> YOUR OBJECTIVE
Read the records below. Copy each line where the string "Mexico" occurs.

Begin DATA ENTRIES

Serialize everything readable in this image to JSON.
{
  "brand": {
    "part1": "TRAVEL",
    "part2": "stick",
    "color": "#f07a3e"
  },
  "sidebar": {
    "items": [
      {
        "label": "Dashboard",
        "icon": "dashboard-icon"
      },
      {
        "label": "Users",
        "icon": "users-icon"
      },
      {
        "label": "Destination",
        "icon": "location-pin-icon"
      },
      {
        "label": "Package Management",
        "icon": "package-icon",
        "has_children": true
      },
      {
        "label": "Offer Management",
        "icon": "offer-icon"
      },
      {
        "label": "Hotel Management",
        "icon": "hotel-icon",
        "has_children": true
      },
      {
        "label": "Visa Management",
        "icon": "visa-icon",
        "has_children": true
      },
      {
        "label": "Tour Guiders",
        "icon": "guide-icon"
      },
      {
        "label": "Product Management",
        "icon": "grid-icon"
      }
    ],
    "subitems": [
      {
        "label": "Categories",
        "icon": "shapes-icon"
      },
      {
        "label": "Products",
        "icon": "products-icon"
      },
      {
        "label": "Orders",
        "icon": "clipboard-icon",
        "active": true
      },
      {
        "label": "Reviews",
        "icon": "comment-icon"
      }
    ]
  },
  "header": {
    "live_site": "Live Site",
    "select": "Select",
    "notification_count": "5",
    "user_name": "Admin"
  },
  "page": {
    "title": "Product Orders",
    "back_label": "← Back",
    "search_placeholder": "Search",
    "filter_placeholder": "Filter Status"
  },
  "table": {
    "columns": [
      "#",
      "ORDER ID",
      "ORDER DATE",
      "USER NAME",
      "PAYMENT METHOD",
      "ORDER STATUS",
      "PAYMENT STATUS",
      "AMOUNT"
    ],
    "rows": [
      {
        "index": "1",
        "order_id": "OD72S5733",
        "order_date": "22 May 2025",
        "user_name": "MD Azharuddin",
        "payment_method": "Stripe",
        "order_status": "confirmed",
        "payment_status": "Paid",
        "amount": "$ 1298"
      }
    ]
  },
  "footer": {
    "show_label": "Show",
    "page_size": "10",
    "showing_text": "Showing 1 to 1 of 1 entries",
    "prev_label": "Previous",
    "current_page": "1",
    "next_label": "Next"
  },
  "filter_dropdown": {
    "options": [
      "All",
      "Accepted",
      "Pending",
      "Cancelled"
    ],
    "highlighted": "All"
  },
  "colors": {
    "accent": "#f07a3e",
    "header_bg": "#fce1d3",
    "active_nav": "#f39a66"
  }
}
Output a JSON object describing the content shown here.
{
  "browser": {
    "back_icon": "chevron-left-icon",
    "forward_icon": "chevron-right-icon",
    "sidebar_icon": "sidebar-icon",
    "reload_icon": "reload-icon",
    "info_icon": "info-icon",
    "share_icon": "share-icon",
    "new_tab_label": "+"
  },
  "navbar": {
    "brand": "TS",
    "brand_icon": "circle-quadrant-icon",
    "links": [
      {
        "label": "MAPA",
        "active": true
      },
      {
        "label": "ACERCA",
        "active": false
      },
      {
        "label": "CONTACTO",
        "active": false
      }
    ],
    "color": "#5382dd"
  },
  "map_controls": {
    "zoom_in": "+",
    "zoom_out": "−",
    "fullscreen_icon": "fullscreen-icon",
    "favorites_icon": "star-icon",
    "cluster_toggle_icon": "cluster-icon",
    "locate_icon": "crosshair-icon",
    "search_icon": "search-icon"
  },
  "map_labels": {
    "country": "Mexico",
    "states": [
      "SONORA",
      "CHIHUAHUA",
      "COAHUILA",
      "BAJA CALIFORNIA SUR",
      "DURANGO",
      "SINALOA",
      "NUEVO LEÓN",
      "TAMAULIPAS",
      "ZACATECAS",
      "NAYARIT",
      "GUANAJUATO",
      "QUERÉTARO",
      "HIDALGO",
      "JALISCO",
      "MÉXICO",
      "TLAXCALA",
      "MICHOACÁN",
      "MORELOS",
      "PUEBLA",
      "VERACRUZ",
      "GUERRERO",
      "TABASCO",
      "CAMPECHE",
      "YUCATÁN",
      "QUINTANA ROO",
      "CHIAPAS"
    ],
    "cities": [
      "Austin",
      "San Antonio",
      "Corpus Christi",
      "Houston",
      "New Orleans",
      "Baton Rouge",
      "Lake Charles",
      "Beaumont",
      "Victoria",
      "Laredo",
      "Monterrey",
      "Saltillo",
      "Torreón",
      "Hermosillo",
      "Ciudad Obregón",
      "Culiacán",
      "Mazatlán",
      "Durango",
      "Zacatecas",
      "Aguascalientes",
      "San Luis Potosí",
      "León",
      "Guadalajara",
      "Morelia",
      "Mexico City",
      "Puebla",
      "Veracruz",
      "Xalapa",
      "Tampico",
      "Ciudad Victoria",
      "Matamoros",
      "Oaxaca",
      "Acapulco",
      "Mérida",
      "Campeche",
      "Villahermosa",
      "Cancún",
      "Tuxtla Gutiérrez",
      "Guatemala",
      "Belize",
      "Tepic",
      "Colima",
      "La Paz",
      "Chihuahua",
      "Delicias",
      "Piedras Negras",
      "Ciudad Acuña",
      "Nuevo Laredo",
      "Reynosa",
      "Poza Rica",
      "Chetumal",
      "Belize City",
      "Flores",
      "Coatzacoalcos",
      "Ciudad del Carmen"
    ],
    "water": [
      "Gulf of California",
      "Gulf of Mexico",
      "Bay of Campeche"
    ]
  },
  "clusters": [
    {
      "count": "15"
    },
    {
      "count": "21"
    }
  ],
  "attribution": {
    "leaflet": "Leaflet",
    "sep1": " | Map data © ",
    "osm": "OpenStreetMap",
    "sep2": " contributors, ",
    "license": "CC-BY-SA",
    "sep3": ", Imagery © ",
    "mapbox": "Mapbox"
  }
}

End DATA ENTRIES

> EXERCISE RESULT
    "country": "Mexico",
      "Mexico City",
      "Gulf of Mexico",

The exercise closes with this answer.